■ TASK GOAL
Search the listing for the string "semana" and copy every line that contains it.

★ ★ ★ ★ ★

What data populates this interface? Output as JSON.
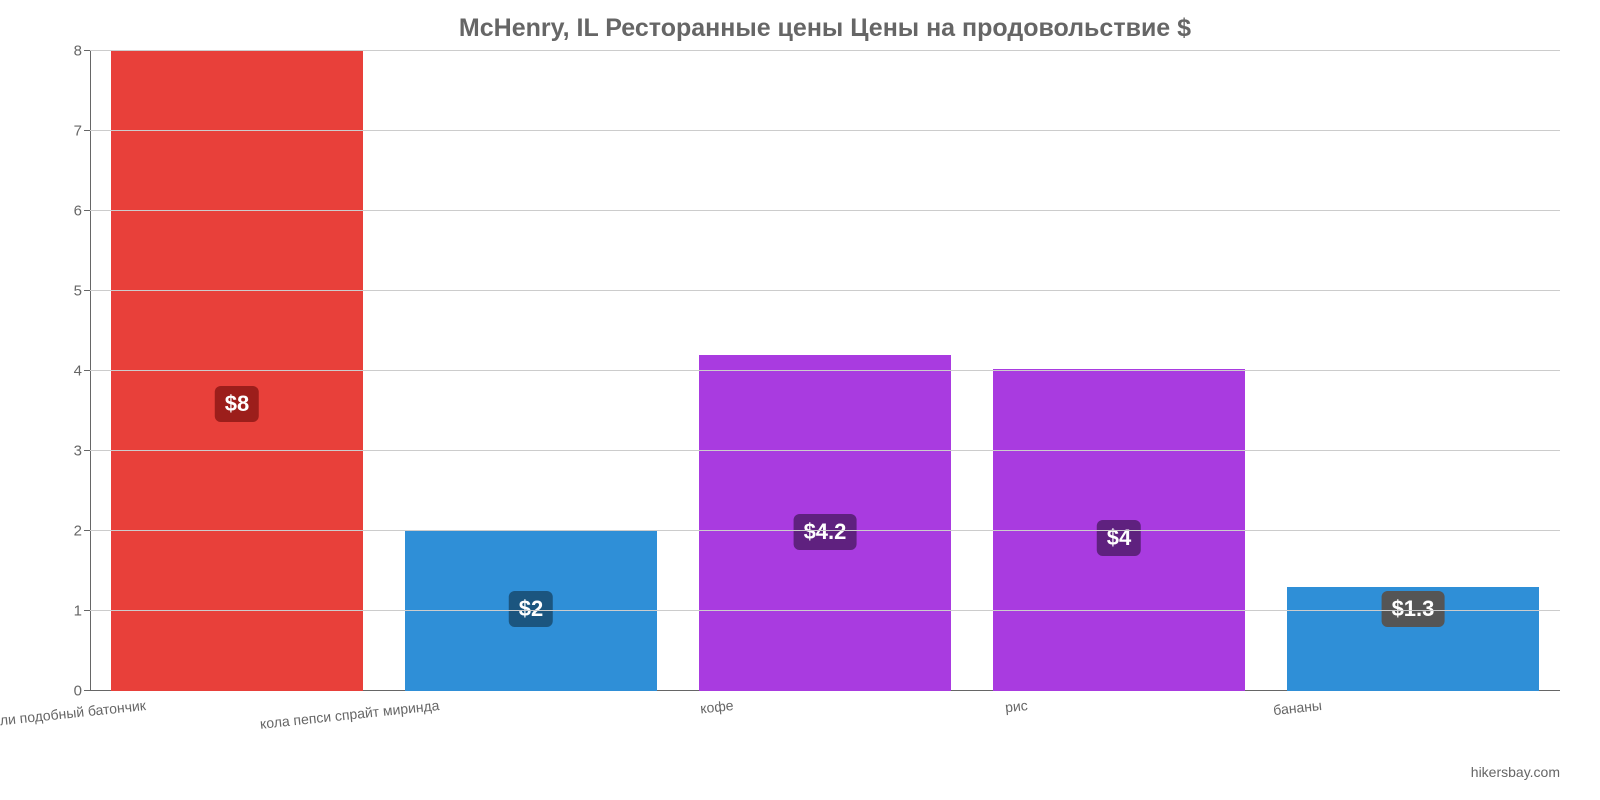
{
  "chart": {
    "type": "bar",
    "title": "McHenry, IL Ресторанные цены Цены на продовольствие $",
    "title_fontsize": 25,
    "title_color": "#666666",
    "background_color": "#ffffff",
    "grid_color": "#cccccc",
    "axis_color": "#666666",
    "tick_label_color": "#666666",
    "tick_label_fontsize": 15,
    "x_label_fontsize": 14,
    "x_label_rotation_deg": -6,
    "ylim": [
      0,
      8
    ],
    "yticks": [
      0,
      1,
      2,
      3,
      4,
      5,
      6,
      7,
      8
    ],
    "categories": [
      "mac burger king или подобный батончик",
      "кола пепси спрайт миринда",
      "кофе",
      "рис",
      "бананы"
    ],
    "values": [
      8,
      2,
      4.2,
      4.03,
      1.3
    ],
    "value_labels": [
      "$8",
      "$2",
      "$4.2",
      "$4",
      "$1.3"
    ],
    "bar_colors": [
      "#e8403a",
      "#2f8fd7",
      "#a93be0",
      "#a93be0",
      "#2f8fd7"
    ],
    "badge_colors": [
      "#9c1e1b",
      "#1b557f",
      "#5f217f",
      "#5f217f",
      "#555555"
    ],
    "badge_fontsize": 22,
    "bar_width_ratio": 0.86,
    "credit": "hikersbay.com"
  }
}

★ ★ ★ ★ ★

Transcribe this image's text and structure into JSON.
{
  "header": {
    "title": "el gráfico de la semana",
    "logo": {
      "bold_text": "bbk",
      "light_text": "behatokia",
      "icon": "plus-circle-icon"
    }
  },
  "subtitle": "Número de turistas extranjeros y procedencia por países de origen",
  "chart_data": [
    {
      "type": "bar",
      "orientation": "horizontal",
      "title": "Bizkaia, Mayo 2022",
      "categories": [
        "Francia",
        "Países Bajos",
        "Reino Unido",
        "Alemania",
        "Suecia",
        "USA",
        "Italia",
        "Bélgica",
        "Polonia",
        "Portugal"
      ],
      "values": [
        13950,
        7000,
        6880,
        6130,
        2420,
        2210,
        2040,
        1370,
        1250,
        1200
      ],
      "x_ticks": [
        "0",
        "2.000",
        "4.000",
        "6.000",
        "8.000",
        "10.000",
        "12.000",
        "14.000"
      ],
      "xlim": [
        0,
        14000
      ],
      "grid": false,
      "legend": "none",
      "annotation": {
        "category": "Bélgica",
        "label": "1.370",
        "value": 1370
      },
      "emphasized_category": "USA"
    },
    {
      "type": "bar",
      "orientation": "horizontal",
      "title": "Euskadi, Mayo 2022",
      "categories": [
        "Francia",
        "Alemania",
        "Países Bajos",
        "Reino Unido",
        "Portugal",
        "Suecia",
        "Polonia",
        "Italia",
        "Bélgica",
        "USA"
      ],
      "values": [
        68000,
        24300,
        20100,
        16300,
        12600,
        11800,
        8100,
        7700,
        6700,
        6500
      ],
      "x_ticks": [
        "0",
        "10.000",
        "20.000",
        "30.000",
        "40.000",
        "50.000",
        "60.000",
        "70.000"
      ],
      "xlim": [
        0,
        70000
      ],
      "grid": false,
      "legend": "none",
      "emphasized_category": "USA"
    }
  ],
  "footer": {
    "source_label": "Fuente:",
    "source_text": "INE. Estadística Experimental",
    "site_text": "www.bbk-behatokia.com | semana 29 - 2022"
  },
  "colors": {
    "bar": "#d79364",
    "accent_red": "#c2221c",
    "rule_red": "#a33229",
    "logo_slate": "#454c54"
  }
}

★ ★ ★ ★ ★

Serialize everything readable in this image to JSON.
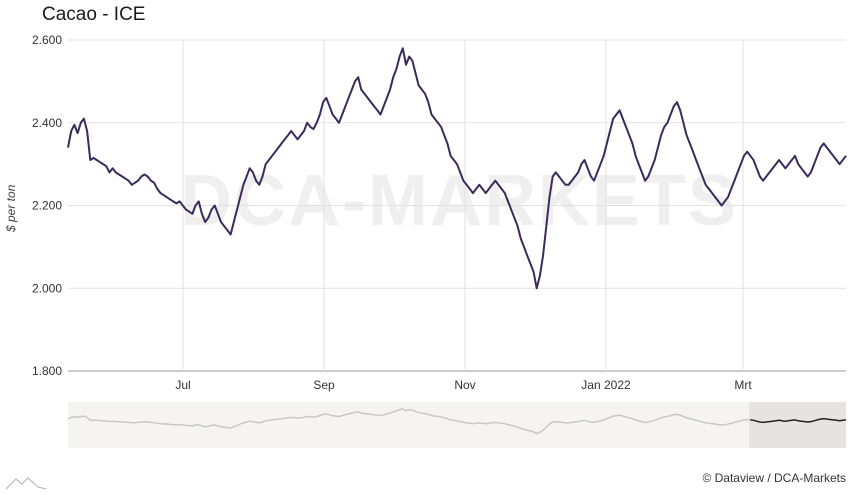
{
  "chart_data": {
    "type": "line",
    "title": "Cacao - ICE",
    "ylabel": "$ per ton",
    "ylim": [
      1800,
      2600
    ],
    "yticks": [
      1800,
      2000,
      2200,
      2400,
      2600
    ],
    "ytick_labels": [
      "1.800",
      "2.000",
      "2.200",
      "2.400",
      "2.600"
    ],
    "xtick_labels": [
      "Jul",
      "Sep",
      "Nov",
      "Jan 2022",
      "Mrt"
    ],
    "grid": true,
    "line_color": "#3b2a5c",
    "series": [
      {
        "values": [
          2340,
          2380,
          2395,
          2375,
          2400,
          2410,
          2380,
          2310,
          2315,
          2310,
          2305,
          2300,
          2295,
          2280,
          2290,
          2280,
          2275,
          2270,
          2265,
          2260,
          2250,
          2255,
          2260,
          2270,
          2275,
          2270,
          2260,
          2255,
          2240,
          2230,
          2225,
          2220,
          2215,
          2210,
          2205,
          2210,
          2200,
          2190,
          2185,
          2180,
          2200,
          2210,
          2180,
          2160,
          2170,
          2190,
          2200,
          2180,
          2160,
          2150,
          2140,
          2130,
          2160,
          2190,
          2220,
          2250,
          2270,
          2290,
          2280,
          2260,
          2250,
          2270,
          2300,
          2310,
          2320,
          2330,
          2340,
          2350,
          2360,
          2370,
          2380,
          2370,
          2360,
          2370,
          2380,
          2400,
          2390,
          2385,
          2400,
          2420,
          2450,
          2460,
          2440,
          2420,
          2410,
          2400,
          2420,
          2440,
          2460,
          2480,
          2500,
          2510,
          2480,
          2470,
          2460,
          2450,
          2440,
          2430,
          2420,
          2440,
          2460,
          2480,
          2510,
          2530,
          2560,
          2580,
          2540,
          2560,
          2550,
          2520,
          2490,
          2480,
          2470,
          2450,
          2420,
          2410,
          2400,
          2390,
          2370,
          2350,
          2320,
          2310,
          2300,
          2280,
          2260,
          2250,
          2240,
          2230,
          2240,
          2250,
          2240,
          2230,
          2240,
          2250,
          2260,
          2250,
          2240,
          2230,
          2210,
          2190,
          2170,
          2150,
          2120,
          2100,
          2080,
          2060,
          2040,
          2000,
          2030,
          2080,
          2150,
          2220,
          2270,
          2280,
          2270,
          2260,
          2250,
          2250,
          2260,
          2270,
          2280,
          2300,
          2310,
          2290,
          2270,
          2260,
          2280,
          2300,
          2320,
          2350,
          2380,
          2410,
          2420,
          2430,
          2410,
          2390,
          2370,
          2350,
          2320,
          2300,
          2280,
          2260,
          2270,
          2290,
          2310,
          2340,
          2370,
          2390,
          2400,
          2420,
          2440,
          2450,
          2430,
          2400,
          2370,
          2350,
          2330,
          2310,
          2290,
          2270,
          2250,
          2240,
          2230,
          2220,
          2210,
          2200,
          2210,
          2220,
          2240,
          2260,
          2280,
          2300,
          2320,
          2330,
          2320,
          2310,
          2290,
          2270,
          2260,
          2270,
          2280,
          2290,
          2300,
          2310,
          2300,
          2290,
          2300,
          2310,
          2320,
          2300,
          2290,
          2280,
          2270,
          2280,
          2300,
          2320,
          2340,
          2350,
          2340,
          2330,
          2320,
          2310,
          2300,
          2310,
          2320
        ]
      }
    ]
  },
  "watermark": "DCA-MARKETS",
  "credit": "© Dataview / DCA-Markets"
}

★ ★ ★ ★ ★

■ EXERCISE ANSWER
    "title": "el gráfico de la semana",
    "site_text": "www.bbk-behatokia.com | semana 29 - 2022"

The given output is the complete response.